[TASK BRIEF]: Check each line of the data for "паназиатском" and select those that have it.

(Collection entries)
^^^^^^^^^^^^^^^^
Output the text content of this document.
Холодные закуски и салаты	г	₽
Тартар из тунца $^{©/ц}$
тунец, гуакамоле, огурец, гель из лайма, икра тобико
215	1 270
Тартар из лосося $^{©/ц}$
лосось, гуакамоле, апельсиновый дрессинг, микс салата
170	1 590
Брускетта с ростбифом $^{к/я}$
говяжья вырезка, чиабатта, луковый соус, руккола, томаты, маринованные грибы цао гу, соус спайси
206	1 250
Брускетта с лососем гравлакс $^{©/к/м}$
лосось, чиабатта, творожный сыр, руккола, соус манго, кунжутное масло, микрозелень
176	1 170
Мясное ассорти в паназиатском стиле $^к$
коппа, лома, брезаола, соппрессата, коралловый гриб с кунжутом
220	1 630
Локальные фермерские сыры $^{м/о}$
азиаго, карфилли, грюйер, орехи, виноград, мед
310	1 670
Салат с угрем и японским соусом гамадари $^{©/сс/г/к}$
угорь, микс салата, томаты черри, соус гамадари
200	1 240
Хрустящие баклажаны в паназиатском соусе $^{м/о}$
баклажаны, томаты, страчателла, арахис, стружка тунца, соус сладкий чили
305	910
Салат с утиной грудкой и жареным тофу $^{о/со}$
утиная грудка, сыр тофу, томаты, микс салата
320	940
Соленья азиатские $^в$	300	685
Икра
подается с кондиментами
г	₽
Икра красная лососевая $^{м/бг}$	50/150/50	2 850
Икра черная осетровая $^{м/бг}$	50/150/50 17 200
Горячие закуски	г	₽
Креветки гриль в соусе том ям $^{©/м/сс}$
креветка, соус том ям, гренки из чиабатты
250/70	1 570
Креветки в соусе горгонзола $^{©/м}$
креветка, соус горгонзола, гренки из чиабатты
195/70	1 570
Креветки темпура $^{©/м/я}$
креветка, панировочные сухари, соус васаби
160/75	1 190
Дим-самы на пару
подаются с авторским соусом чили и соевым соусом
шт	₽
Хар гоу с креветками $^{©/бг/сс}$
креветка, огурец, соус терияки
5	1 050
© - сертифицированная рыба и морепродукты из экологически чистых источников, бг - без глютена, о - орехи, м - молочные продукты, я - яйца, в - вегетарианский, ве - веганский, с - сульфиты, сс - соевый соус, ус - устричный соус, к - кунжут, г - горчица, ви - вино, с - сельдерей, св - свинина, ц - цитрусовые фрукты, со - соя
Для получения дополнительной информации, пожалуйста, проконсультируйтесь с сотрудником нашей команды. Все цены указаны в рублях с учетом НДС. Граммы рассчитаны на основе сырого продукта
^^^^^^^^^^^^^^^^
[CORRECT RESULT]:
Мясное ассорти в паназиатском стиле $^к$
Хрустящие баклажаны в паназиатском соусе $^{м/о}$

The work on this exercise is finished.